**A block of data**:
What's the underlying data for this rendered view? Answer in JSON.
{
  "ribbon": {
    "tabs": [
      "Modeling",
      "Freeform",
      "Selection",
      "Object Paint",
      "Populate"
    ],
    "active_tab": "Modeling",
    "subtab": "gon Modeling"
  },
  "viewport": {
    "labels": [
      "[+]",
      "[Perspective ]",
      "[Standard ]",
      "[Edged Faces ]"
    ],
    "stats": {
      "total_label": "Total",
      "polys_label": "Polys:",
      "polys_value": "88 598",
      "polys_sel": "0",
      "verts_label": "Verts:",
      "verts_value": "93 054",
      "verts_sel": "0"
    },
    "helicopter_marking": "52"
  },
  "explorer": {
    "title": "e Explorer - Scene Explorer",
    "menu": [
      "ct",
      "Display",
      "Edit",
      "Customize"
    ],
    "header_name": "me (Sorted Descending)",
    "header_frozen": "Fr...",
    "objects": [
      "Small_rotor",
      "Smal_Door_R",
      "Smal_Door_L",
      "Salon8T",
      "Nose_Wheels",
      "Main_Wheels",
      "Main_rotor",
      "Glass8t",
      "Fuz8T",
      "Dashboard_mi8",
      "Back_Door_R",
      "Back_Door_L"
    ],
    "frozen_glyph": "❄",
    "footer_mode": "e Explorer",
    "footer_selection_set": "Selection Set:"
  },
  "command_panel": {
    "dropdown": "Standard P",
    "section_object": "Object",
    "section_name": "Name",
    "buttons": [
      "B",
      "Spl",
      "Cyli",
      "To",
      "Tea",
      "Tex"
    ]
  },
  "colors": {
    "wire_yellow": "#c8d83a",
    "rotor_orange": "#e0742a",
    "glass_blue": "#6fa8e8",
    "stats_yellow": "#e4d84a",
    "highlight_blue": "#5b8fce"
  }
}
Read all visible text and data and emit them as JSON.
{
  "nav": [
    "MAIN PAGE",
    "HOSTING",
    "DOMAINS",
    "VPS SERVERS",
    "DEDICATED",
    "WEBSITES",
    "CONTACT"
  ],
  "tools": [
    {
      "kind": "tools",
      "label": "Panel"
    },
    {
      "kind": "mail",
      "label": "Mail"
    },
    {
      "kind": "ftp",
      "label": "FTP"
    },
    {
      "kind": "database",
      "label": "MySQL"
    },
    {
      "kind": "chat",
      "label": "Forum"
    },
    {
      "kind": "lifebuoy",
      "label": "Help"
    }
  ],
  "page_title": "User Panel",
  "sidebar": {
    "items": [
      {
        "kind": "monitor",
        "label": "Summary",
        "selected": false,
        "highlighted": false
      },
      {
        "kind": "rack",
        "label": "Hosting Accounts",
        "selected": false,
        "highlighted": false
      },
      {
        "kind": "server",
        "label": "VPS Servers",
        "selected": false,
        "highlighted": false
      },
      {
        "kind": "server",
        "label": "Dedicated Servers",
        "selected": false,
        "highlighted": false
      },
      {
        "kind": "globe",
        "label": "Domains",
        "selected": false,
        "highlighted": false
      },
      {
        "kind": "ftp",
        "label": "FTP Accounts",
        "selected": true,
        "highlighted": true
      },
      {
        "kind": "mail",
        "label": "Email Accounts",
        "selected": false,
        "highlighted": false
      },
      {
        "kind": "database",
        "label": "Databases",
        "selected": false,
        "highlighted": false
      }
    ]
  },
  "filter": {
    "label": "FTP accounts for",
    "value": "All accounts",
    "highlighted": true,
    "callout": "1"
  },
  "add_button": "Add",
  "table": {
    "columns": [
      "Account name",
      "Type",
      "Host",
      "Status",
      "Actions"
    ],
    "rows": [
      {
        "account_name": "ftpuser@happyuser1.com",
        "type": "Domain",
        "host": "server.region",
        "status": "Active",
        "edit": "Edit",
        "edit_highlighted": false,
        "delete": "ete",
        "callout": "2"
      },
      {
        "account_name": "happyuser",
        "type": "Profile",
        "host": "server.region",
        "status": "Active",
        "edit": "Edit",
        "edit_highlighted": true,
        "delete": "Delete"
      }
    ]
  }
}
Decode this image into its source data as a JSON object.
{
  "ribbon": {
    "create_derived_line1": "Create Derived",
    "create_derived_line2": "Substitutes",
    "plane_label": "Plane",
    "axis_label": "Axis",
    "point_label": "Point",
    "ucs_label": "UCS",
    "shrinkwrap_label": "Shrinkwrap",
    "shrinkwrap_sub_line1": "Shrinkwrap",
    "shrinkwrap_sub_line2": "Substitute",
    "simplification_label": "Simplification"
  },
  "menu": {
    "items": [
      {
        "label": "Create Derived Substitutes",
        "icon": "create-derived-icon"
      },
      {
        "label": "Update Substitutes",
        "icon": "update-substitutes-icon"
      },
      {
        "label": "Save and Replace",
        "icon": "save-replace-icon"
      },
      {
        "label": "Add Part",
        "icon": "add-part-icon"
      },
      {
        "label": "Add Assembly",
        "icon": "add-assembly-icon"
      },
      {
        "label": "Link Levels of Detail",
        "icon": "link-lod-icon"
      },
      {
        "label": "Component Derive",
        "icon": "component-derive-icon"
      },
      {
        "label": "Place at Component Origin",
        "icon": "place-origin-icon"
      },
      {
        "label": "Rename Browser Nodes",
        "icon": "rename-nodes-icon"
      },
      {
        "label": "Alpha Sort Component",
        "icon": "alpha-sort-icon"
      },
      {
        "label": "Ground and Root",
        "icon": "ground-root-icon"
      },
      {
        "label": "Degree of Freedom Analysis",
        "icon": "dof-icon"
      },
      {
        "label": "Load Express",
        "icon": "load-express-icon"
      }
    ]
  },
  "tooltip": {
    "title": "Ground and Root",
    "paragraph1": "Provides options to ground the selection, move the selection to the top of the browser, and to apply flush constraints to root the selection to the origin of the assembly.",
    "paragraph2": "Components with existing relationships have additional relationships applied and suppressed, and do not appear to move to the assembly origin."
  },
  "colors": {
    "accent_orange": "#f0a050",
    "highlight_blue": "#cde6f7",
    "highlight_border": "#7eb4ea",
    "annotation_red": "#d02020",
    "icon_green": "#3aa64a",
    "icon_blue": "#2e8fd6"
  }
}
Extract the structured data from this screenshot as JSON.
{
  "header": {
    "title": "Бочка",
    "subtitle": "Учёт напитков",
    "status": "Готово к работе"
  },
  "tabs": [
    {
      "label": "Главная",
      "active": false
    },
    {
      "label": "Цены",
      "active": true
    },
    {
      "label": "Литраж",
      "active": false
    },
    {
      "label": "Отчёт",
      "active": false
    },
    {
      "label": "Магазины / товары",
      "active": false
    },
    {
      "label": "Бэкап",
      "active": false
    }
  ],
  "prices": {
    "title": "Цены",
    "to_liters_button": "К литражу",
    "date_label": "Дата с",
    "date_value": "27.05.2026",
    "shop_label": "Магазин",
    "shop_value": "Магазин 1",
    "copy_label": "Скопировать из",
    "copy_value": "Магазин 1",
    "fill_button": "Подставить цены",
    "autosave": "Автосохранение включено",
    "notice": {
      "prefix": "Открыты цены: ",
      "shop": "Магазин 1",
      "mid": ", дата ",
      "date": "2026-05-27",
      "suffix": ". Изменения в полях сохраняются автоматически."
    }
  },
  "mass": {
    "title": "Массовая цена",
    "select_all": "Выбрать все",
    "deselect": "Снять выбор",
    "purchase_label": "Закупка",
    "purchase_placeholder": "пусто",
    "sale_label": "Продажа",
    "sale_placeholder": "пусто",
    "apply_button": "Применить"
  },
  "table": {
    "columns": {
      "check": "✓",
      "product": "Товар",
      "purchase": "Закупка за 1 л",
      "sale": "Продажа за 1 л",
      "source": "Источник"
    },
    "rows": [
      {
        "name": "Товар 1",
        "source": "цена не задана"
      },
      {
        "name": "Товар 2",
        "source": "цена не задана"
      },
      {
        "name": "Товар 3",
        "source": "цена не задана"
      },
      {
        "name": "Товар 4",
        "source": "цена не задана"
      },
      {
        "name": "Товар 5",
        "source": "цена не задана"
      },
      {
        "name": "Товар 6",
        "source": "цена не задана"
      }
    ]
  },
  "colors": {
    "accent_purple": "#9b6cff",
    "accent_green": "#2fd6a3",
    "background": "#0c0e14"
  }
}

**CHALLENGE**:
Show the lines of the material that contain the word "JSON".

**WRITTEN SOLUTION**:
What's the underlying data for this rendered view? Answer in JSON.
Read all visible text and data and emit them as JSON.
Decode this image into its source data as a JSON object.
Extract the structured data from this screenshot as JSON.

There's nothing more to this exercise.